> [Given records]
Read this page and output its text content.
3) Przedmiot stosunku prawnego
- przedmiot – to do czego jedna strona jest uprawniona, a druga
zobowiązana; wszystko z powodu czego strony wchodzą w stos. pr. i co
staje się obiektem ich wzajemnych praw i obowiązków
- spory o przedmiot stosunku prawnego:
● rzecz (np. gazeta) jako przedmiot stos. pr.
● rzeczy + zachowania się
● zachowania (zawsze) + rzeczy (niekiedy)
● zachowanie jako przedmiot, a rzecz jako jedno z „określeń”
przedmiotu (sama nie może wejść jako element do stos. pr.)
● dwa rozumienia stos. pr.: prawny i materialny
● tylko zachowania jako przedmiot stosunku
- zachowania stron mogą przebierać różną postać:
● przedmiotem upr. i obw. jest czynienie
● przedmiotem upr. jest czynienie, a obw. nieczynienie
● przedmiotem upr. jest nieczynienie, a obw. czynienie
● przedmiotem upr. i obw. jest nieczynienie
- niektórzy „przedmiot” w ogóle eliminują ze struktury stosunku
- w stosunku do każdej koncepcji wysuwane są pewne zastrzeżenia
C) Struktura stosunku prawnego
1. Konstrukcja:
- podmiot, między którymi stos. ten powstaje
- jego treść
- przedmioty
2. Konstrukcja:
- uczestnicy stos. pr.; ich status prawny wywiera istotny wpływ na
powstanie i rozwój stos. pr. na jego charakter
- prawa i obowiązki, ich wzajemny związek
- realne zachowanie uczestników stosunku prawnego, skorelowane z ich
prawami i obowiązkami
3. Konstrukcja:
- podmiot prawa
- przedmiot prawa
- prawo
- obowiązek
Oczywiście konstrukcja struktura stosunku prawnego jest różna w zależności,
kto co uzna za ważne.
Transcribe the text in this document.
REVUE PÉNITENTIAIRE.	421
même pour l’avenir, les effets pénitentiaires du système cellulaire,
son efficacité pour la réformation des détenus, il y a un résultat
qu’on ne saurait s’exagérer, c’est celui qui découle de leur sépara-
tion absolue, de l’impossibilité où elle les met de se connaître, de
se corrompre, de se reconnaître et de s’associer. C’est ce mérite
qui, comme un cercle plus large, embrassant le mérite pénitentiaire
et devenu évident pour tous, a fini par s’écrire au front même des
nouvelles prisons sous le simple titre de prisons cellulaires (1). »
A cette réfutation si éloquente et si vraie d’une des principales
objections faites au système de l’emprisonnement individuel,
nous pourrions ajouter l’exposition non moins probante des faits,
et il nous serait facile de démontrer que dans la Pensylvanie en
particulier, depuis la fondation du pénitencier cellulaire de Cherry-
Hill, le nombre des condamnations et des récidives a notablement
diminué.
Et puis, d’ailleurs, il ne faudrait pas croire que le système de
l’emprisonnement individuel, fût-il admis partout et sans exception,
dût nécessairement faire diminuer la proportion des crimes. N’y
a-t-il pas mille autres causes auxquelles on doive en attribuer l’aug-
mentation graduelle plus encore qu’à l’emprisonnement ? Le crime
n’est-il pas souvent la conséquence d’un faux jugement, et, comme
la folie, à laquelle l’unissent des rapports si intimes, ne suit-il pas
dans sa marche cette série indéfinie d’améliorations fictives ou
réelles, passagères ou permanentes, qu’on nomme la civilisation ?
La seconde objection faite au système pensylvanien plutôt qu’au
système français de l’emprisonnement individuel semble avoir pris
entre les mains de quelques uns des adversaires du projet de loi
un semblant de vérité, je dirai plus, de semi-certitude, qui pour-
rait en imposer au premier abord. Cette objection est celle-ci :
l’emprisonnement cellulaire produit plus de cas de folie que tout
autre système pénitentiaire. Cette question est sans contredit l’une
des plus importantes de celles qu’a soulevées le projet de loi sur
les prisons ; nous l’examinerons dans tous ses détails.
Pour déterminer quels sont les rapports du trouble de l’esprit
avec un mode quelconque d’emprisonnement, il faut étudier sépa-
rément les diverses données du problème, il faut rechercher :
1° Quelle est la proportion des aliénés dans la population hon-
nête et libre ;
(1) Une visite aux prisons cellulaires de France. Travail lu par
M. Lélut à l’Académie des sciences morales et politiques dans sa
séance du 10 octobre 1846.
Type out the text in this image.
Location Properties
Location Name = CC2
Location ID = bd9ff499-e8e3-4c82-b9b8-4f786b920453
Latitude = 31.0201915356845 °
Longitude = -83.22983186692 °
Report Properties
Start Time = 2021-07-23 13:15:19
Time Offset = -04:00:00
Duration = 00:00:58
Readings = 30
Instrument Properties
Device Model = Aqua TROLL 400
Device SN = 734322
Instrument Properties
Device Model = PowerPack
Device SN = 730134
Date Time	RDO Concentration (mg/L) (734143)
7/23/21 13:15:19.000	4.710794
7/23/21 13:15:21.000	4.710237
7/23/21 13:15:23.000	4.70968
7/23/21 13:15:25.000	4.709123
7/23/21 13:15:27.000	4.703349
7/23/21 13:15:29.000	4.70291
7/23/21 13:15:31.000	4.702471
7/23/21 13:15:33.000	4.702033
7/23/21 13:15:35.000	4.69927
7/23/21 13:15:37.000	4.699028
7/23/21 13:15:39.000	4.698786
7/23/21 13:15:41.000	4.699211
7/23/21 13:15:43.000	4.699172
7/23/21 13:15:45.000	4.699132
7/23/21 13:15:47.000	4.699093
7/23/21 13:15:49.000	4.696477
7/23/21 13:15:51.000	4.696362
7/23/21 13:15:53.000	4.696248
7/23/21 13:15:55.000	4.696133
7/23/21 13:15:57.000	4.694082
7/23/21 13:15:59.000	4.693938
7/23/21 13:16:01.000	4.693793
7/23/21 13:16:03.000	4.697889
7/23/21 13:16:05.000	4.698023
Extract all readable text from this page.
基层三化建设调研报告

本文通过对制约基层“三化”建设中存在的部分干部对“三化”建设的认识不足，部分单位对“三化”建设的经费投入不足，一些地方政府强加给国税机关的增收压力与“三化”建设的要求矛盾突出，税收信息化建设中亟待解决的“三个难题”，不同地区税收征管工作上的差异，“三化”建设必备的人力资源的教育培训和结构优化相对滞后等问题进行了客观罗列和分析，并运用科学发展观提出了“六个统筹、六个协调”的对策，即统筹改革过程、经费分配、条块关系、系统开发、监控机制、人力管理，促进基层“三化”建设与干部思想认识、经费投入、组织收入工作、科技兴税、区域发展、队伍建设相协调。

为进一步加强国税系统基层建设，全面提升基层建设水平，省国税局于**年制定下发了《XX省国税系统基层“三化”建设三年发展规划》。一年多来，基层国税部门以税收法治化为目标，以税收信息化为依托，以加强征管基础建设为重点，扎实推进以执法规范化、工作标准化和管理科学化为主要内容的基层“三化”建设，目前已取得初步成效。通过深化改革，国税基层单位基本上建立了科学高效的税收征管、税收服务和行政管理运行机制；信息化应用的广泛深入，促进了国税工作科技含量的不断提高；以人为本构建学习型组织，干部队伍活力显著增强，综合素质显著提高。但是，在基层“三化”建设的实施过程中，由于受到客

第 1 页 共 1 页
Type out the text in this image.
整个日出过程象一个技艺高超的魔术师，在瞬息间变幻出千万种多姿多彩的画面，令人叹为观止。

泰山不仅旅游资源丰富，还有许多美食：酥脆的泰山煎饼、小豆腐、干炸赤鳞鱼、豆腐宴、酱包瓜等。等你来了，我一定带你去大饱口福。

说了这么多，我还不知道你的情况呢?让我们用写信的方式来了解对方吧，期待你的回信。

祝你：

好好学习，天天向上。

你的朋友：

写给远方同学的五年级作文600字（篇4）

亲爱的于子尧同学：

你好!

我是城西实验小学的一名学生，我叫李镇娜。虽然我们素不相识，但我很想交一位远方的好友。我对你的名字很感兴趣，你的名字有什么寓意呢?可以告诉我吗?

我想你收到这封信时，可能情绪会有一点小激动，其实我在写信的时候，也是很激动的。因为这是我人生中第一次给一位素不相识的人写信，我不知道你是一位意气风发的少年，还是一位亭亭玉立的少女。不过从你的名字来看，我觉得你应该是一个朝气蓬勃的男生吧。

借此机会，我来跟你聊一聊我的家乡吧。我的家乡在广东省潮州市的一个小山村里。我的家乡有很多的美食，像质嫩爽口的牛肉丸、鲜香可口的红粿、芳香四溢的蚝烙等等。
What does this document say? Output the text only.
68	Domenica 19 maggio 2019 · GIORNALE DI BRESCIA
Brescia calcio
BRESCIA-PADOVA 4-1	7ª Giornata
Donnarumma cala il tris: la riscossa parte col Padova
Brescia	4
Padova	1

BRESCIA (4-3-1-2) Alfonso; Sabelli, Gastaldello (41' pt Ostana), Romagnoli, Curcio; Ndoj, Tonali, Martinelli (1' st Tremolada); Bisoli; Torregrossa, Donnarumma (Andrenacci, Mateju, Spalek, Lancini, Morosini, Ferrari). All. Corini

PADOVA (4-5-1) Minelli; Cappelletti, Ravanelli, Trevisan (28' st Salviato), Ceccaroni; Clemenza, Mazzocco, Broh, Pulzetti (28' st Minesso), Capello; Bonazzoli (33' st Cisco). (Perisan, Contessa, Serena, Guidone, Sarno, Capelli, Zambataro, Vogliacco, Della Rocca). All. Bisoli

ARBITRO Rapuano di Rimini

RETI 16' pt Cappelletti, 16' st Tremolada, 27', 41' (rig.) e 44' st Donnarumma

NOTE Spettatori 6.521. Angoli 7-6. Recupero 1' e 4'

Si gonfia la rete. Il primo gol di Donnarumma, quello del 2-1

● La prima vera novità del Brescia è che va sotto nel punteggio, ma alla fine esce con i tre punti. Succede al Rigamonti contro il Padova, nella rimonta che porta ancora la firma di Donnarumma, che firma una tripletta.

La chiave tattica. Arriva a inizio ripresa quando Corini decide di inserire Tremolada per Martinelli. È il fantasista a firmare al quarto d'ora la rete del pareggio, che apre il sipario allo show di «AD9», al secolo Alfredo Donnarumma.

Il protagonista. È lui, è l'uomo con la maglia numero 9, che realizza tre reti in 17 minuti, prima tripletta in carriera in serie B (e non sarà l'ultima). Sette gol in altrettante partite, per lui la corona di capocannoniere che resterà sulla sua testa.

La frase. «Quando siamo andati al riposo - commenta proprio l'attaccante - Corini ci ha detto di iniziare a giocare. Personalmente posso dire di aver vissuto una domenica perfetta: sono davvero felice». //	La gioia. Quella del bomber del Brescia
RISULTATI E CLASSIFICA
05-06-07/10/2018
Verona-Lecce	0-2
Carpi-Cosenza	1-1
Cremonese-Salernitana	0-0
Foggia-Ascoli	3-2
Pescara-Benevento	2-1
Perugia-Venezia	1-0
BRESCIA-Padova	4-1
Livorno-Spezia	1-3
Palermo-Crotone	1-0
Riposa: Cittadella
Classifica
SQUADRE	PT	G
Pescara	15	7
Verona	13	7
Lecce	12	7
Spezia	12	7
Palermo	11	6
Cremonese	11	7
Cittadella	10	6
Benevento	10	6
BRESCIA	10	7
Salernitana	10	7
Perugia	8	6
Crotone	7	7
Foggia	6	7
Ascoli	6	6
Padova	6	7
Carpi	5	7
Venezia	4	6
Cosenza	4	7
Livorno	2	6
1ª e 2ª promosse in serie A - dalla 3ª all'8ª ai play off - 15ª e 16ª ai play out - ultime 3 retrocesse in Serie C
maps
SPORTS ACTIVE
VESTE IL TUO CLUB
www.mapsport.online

> [Problem description]
Search the entries for the word "document" and gather every line where it appears.

> [Exercise response]
Transcribe the text in this document.
What does this document say? Output the text only.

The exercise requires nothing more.